→ **TASK OBJECTIVE**:
Take the data below and repeat it exactly.

──────── EXERCISE INPUT ────────

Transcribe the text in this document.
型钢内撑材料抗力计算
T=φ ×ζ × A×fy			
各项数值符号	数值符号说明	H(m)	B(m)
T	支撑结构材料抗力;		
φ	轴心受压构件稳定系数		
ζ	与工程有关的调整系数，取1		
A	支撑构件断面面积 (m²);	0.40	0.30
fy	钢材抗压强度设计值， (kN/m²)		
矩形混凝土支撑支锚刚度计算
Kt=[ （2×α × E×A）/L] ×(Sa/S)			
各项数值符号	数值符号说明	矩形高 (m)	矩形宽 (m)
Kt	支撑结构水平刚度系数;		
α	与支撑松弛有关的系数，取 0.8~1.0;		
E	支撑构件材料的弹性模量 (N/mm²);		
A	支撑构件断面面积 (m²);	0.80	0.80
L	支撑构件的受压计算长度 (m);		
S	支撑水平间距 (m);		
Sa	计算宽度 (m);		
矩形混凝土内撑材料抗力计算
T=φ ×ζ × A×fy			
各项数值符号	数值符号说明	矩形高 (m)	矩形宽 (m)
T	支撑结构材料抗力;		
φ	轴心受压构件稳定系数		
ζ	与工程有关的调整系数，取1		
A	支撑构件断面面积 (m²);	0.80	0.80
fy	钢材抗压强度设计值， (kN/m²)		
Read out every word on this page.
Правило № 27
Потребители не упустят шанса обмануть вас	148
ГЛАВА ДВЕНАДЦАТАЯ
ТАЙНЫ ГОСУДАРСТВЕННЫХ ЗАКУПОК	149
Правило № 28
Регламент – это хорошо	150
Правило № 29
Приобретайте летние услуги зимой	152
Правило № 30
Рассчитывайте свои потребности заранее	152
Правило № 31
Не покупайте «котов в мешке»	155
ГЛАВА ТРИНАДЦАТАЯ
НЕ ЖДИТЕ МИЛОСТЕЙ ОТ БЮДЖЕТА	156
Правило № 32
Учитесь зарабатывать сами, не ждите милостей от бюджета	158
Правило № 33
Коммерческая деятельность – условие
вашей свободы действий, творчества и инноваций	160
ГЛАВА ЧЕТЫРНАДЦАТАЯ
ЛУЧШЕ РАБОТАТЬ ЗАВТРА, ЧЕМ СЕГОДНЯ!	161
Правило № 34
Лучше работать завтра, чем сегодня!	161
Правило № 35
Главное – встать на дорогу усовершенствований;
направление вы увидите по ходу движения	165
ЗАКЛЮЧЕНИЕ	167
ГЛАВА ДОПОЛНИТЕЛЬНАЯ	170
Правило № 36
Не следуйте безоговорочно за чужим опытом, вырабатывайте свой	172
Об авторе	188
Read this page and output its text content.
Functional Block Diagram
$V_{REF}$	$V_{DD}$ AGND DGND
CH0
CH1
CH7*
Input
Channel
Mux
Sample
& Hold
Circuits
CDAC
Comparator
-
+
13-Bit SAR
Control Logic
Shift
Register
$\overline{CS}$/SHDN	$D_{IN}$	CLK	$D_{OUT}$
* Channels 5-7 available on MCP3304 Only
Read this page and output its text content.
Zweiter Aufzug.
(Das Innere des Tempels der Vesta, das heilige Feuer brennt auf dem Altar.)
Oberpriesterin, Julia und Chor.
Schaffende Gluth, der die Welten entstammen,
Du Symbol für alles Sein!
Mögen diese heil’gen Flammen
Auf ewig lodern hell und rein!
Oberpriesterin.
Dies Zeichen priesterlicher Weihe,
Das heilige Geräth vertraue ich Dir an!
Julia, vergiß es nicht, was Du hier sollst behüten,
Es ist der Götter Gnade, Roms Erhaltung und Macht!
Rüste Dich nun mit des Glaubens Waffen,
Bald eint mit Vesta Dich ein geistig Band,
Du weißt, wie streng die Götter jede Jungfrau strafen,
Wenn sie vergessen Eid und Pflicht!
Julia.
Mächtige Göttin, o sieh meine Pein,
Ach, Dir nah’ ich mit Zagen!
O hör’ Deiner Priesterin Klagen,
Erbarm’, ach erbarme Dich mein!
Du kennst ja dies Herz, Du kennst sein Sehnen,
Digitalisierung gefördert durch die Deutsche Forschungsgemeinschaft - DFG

────────

→ **ANSWER IN FULL**:
Transcribe the text in this document.
型钢内撑材料抗力计算
T=φ ×ζ × A×fy			
各项数值符号	数值符号说明	H(m)	B(m)
T	支撑结构材料抗力;		
φ	轴心受压构件稳定系数		
ζ	与工程有关的调整系数，取1		
A	支撑构件断面面积 (m²);	0.40	0.30
fy	钢材抗压强度设计值， (kN/m²)		
矩形混凝土支撑支锚刚度计算
Kt=[ （2×α × E×A）/L] ×(Sa/S)			
各项数值符号	数值符号说明	矩形高 (m)	矩形宽 (m)
Kt	支撑结构水平刚度系数;		
α	与支撑松弛有关的系数，取 0.8~1.0;		
E	支撑构件材料的弹性模量 (N/mm²);		
A	支撑构件断面面积 (m²);	0.80	0.80
L	支撑构件的受压计算长度 (m);		
S	支撑水平间距 (m);		
Sa	计算宽度 (m);		
矩形混凝土内撑材料抗力计算
T=φ ×ζ × A×fy			
各项数值符号	数值符号说明	矩形高 (m)	矩形宽 (m)
T	支撑结构材料抗力;		
φ	轴心受压构件稳定系数		
ζ	与工程有关的调整系数，取1		
A	支撑构件断面面积 (m²);	0.80	0.80
fy	钢材抗压强度设计值， (kN/m²)		
Read out every word on this page.
Правило № 27
Потребители не упустят шанса обмануть вас	148
ГЛАВА ДВЕНАДЦАТАЯ
ТАЙНЫ ГОСУДАРСТВЕННЫХ ЗАКУПОК	149
Правило № 28
Регламент – это хорошо	150
Правило № 29
Приобретайте летние услуги зимой	152
Правило № 30
Рассчитывайте свои потребности заранее	152
Правило № 31
Не покупайте «котов в мешке»	155
ГЛАВА ТРИНАДЦАТАЯ
НЕ ЖДИТЕ МИЛОСТЕЙ ОТ БЮДЖЕТА	156
Правило № 32
Учитесь зарабатывать сами, не ждите милостей от бюджета	158
Правило № 33
Коммерческая деятельность – условие
вашей свободы действий, творчества и инноваций	160
ГЛАВА ЧЕТЫРНАДЦАТАЯ
ЛУЧШЕ РАБОТАТЬ ЗАВТРА, ЧЕМ СЕГОДНЯ!	161
Правило № 34
Лучше работать завтра, чем сегодня!	161
Правило № 35
Главное – встать на дорогу усовершенствований;
направление вы увидите по ходу движения	165
ЗАКЛЮЧЕНИЕ	167
ГЛАВА ДОПОЛНИТЕЛЬНАЯ	170
Правило № 36
Не следуйте безоговорочно за чужим опытом, вырабатывайте свой	172
Об авторе	188
Read this page and output its text content.
Functional Block Diagram
$V_{REF}$	$V_{DD}$ AGND DGND
CH0
CH1
CH7*
Input
Channel
Mux
Sample
& Hold
Circuits
CDAC
Comparator
-
+
13-Bit SAR
Control Logic
Shift
Register
$\overline{CS}$/SHDN	$D_{IN}$	CLK	$D_{OUT}$
* Channels 5-7 available on MCP3304 Only
Read this page and output its text content.
Zweiter Aufzug.
(Das Innere des Tempels der Vesta, das heilige Feuer brennt auf dem Altar.)
Oberpriesterin, Julia und Chor.
Schaffende Gluth, der die Welten entstammen,
Du Symbol für alles Sein!
Mögen diese heil’gen Flammen
Auf ewig lodern hell und rein!
Oberpriesterin.
Dies Zeichen priesterlicher Weihe,
Das heilige Geräth vertraue ich Dir an!
Julia, vergiß es nicht, was Du hier sollst behüten,
Es ist der Götter Gnade, Roms Erhaltung und Macht!
Rüste Dich nun mit des Glaubens Waffen,
Bald eint mit Vesta Dich ein geistig Band,
Du weißt, wie streng die Götter jede Jungfrau strafen,
Wenn sie vergessen Eid und Pflicht!
Julia.
Mächtige Göttin, o sieh meine Pein,
Ach, Dir nah’ ich mit Zagen!
O hör’ Deiner Priesterin Klagen,
Erbarm’, ach erbarme Dich mein!
Du kennst ja dies Herz, Du kennst sein Sehnen,
Digitalisierung gefördert durch die Deutsche Forschungsgemeinschaft - DFG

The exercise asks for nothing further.